- Task requirements:
Give every entry again, word for word.

Stored items from a collection:
--
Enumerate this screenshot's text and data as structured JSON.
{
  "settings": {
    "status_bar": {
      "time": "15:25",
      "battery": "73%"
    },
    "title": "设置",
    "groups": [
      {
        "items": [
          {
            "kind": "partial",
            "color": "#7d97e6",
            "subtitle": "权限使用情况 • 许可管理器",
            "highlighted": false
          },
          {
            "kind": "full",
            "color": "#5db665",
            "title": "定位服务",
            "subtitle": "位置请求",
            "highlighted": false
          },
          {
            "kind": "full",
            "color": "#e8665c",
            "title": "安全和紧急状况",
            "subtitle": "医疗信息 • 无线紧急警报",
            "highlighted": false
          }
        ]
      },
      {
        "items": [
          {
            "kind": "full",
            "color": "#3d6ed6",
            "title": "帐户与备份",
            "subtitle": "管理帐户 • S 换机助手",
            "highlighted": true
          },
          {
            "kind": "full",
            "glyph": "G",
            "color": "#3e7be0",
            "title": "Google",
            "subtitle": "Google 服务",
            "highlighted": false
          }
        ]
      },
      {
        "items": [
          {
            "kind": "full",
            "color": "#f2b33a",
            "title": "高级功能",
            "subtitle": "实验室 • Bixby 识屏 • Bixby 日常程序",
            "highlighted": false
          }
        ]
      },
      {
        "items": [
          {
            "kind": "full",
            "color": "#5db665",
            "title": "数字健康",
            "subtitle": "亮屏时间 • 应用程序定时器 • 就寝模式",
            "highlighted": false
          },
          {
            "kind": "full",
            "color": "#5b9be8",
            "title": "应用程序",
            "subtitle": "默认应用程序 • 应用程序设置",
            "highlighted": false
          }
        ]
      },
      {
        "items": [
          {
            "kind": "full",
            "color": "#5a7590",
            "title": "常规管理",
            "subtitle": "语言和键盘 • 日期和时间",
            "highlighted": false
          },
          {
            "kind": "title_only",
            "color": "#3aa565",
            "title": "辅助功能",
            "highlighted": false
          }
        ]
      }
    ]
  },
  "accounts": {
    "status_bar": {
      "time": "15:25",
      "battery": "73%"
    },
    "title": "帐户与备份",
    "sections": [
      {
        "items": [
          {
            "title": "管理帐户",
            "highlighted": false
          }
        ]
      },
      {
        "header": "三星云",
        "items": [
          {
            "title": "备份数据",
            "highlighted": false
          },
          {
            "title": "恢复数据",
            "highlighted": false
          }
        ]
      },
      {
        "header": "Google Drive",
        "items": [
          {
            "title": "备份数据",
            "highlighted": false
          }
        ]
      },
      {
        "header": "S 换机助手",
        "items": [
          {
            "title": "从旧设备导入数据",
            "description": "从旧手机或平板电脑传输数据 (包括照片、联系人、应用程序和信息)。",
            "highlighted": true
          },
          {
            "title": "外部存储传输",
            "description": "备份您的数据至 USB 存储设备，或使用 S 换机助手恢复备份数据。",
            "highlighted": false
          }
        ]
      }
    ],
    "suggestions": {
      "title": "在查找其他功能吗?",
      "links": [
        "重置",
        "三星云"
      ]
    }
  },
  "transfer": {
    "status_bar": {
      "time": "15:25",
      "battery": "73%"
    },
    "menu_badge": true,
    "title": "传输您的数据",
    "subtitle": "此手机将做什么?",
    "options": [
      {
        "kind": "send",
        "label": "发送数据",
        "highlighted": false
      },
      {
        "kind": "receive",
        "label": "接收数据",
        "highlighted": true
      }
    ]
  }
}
--
- Completed exercise:
Enumerate this screenshot's text and data as structured JSON.
{
  "settings": {
    "status_bar": {
      "time": "15:25",
      "battery": "73%"
    },
    "title": "设置",
    "groups": [
      {
        "items": [
          {
            "kind": "partial",
            "color": "#7d97e6",
            "subtitle": "权限使用情况 • 许可管理器",
            "highlighted": false
          },
          {
            "kind": "full",
            "color": "#5db665",
            "title": "定位服务",
            "subtitle": "位置请求",
            "highlighted": false
          },
          {
            "kind": "full",
            "color": "#e8665c",
            "title": "安全和紧急状况",
            "subtitle": "医疗信息 • 无线紧急警报",
            "highlighted": false
          }
        ]
      },
      {
        "items": [
          {
            "kind": "full",
            "color": "#3d6ed6",
            "title": "帐户与备份",
            "subtitle": "管理帐户 • S 换机助手",
            "highlighted": true
          },
          {
            "kind": "full",
            "glyph": "G",
            "color": "#3e7be0",
            "title": "Google",
            "subtitle": "Google 服务",
            "highlighted": false
          }
        ]
      },
      {
        "items": [
          {
            "kind": "full",
            "color": "#f2b33a",
            "title": "高级功能",
            "subtitle": "实验室 • Bixby 识屏 • Bixby 日常程序",
            "highlighted": false
          }
        ]
      },
      {
        "items": [
          {
            "kind": "full",
            "color": "#5db665",
            "title": "数字健康",
            "subtitle": "亮屏时间 • 应用程序定时器 • 就寝模式",
            "highlighted": false
          },
          {
            "kind": "full",
            "color": "#5b9be8",
            "title": "应用程序",
            "subtitle": "默认应用程序 • 应用程序设置",
            "highlighted": false
          }
        ]
      },
      {
        "items": [
          {
            "kind": "full",
            "color": "#5a7590",
            "title": "常规管理",
            "subtitle": "语言和键盘 • 日期和时间",
            "highlighted": false
          },
          {
            "kind": "title_only",
            "color": "#3aa565",
            "title": "辅助功能",
            "highlighted": false
          }
        ]
      }
    ]
  },
  "accounts": {
    "status_bar": {
      "time": "15:25",
      "battery": "73%"
    },
    "title": "帐户与备份",
    "sections": [
      {
        "items": [
          {
            "title": "管理帐户",
            "highlighted": false
          }
        ]
      },
      {
        "header": "三星云",
        "items": [
          {
            "title": "备份数据",
            "highlighted": false
          },
          {
            "title": "恢复数据",
            "highlighted": false
          }
        ]
      },
      {
        "header": "Google Drive",
        "items": [
          {
            "title": "备份数据",
            "highlighted": false
          }
        ]
      },
      {
        "header": "S 换机助手",
        "items": [
          {
            "title": "从旧设备导入数据",
            "description": "从旧手机或平板电脑传输数据 (包括照片、联系人、应用程序和信息)。",
            "highlighted": true
          },
          {
            "title": "外部存储传输",
            "description": "备份您的数据至 USB 存储设备，或使用 S 换机助手恢复备份数据。",
            "highlighted": false
          }
        ]
      }
    ],
    "suggestions": {
      "title": "在查找其他功能吗?",
      "links": [
        "重置",
        "三星云"
      ]
    }
  },
  "transfer": {
    "status_bar": {
      "time": "15:25",
      "battery": "73%"
    },
    "menu_badge": true,
    "title": "传输您的数据",
    "subtitle": "此手机将做什么?",
    "options": [
      {
        "kind": "send",
        "label": "发送数据",
        "highlighted": false
      },
      {
        "kind": "receive",
        "label": "接收数据",
        "highlighted": true
      }
    ]
  }
}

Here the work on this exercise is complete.